Quote each record exactly, please, leaving none out.
******
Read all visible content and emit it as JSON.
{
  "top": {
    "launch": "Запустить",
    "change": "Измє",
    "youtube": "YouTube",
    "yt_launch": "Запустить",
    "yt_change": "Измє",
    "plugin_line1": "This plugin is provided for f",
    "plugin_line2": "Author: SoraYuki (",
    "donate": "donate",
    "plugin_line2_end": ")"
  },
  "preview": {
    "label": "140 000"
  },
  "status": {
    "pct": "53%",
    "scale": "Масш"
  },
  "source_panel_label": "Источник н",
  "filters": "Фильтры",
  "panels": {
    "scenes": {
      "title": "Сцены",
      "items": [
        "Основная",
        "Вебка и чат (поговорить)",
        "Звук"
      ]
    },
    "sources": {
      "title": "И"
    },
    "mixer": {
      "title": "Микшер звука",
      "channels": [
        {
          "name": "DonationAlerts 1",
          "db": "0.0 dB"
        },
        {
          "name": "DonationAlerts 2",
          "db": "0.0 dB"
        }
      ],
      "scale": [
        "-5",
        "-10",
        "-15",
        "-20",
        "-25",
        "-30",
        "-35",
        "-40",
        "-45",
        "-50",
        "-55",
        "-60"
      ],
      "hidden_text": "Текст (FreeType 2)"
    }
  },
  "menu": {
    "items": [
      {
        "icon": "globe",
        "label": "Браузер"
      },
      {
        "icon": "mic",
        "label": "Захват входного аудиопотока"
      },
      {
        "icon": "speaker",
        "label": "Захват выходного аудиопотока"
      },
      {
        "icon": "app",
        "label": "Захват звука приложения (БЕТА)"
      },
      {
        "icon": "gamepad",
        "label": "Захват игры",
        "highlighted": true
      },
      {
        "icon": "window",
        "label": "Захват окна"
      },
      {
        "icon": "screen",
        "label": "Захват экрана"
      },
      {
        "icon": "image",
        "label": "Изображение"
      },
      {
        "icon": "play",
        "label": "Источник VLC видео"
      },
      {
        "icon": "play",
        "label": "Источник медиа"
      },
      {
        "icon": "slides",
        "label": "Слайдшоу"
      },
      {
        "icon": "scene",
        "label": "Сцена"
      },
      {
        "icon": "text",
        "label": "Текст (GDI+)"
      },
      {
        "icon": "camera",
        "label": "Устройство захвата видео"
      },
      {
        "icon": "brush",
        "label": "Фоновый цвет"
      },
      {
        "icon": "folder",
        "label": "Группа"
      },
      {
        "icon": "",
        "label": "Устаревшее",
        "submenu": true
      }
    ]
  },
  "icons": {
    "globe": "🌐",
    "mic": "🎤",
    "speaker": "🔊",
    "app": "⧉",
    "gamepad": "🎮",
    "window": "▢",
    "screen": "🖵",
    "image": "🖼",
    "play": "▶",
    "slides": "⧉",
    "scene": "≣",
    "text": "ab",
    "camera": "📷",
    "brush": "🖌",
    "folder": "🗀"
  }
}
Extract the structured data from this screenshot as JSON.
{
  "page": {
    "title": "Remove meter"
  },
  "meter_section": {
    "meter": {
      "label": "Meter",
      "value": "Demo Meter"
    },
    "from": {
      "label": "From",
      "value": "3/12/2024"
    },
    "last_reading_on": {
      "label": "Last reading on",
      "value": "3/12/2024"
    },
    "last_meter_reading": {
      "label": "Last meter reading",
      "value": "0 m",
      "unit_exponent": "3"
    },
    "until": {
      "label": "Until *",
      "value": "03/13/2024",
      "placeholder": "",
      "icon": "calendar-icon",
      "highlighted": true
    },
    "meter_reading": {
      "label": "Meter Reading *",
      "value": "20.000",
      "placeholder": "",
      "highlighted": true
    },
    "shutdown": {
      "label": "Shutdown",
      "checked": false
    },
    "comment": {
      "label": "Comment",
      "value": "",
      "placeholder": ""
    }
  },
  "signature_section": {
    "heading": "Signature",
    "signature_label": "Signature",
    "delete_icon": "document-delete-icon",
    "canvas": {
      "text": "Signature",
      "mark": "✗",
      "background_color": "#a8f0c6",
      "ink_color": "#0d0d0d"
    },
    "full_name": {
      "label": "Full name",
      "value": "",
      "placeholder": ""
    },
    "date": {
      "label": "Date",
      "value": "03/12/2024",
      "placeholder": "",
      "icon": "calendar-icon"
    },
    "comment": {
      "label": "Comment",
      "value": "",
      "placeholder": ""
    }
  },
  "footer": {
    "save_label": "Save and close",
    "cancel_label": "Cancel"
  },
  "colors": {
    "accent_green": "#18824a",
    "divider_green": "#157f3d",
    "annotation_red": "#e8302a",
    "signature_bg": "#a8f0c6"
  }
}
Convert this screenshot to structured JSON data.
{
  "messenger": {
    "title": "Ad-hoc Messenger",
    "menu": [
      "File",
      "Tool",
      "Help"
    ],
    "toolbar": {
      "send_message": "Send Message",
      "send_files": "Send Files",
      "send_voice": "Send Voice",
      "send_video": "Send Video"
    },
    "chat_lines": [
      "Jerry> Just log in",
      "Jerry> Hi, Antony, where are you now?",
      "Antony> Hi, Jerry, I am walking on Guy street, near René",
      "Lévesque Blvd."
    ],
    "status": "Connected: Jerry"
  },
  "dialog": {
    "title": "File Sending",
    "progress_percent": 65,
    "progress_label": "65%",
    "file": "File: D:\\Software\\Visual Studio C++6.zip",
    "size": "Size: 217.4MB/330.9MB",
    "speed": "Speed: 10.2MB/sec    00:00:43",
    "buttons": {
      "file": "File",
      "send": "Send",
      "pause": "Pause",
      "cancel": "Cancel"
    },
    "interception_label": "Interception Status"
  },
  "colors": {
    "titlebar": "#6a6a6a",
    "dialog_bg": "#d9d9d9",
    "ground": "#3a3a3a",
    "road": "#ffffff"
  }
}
******
| THE REPLY |
Read all visible content and emit it as JSON.
{
  "top": {
    "launch": "Запустить",
    "change": "Измє",
    "youtube": "YouTube",
    "yt_launch": "Запустить",
    "yt_change": "Измє",
    "plugin_line1": "This plugin is provided for f",
    "plugin_line2": "Author: SoraYuki (",
    "donate": "donate",
    "plugin_line2_end": ")"
  },
  "preview": {
    "label": "140 000"
  },
  "status": {
    "pct": "53%",
    "scale": "Масш"
  },
  "source_panel_label": "Источник н",
  "filters": "Фильтры",
  "panels": {
    "scenes": {
      "title": "Сцены",
      "items": [
        "Основная",
        "Вебка и чат (поговорить)",
        "Звук"
      ]
    },
    "sources": {
      "title": "И"
    },
    "mixer": {
      "title": "Микшер звука",
      "channels": [
        {
          "name": "DonationAlerts 1",
          "db": "0.0 dB"
        },
        {
          "name": "DonationAlerts 2",
          "db": "0.0 dB"
        }
      ],
      "scale": [
        "-5",
        "-10",
        "-15",
        "-20",
        "-25",
        "-30",
        "-35",
        "-40",
        "-45",
        "-50",
        "-55",
        "-60"
      ],
      "hidden_text": "Текст (FreeType 2)"
    }
  },
  "menu": {
    "items": [
      {
        "icon": "globe",
        "label": "Браузер"
      },
      {
        "icon": "mic",
        "label": "Захват входного аудиопотока"
      },
      {
        "icon": "speaker",
        "label": "Захват выходного аудиопотока"
      },
      {
        "icon": "app",
        "label": "Захват звука приложения (БЕТА)"
      },
      {
        "icon": "gamepad",
        "label": "Захват игры",
        "highlighted": true
      },
      {
        "icon": "window",
        "label": "Захват окна"
      },
      {
        "icon": "screen",
        "label": "Захват экрана"
      },
      {
        "icon": "image",
        "label": "Изображение"
      },
      {
        "icon": "play",
        "label": "Источник VLC видео"
      },
      {
        "icon": "play",
        "label": "Источник медиа"
      },
      {
        "icon": "slides",
        "label": "Слайдшоу"
      },
      {
        "icon": "scene",
        "label": "Сцена"
      },
      {
        "icon": "text",
        "label": "Текст (GDI+)"
      },
      {
        "icon": "camera",
        "label": "Устройство захвата видео"
      },
      {
        "icon": "brush",
        "label": "Фоновый цвет"
      },
      {
        "icon": "folder",
        "label": "Группа"
      },
      {
        "icon": "",
        "label": "Устаревшее",
        "submenu": true
      }
    ]
  },
  "icons": {
    "globe": "🌐",
    "mic": "🎤",
    "speaker": "🔊",
    "app": "⧉",
    "gamepad": "🎮",
    "window": "▢",
    "screen": "🖵",
    "image": "🖼",
    "play": "▶",
    "slides": "⧉",
    "scene": "≣",
    "text": "ab",
    "camera": "📷",
    "brush": "🖌",
    "folder": "🗀"
  }
}
Extract the structured data from this screenshot as JSON.
{
  "page": {
    "title": "Remove meter"
  },
  "meter_section": {
    "meter": {
      "label": "Meter",
      "value": "Demo Meter"
    },
    "from": {
      "label": "From",
      "value": "3/12/2024"
    },
    "last_reading_on": {
      "label": "Last reading on",
      "value": "3/12/2024"
    },
    "last_meter_reading": {
      "label": "Last meter reading",
      "value": "0 m",
      "unit_exponent": "3"
    },
    "until": {
      "label": "Until *",
      "value": "03/13/2024",
      "placeholder": "",
      "icon": "calendar-icon",
      "highlighted": true
    },
    "meter_reading": {
      "label": "Meter Reading *",
      "value": "20.000",
      "placeholder": "",
      "highlighted": true
    },
    "shutdown": {
      "label": "Shutdown",
      "checked": false
    },
    "comment": {
      "label": "Comment",
      "value": "",
      "placeholder": ""
    }
  },
  "signature_section": {
    "heading": "Signature",
    "signature_label": "Signature",
    "delete_icon": "document-delete-icon",
    "canvas": {
      "text": "Signature",
      "mark": "✗",
      "background_color": "#a8f0c6",
      "ink_color": "#0d0d0d"
    },
    "full_name": {
      "label": "Full name",
      "value": "",
      "placeholder": ""
    },
    "date": {
      "label": "Date",
      "value": "03/12/2024",
      "placeholder": "",
      "icon": "calendar-icon"
    },
    "comment": {
      "label": "Comment",
      "value": "",
      "placeholder": ""
    }
  },
  "footer": {
    "save_label": "Save and close",
    "cancel_label": "Cancel"
  },
  "colors": {
    "accent_green": "#18824a",
    "divider_green": "#157f3d",
    "annotation_red": "#e8302a",
    "signature_bg": "#a8f0c6"
  }
}
Convert this screenshot to structured JSON data.
{
  "messenger": {
    "title": "Ad-hoc Messenger",
    "menu": [
      "File",
      "Tool",
      "Help"
    ],
    "toolbar": {
      "send_message": "Send Message",
      "send_files": "Send Files",
      "send_voice": "Send Voice",
      "send_video": "Send Video"
    },
    "chat_lines": [
      "Jerry> Just log in",
      "Jerry> Hi, Antony, where are you now?",
      "Antony> Hi, Jerry, I am walking on Guy street, near René",
      "Lévesque Blvd."
    ],
    "status": "Connected: Jerry"
  },
  "dialog": {
    "title": "File Sending",
    "progress_percent": 65,
    "progress_label": "65%",
    "file": "File: D:\\Software\\Visual Studio C++6.zip",
    "size": "Size: 217.4MB/330.9MB",
    "speed": "Speed: 10.2MB/sec    00:00:43",
    "buttons": {
      "file": "File",
      "send": "Send",
      "pause": "Pause",
      "cancel": "Cancel"
    },
    "interception_label": "Interception Status"
  },
  "colors": {
    "titlebar": "#6a6a6a",
    "dialog_bg": "#d9d9d9",
    "ground": "#3a3a3a",
    "road": "#ffffff"
  }
}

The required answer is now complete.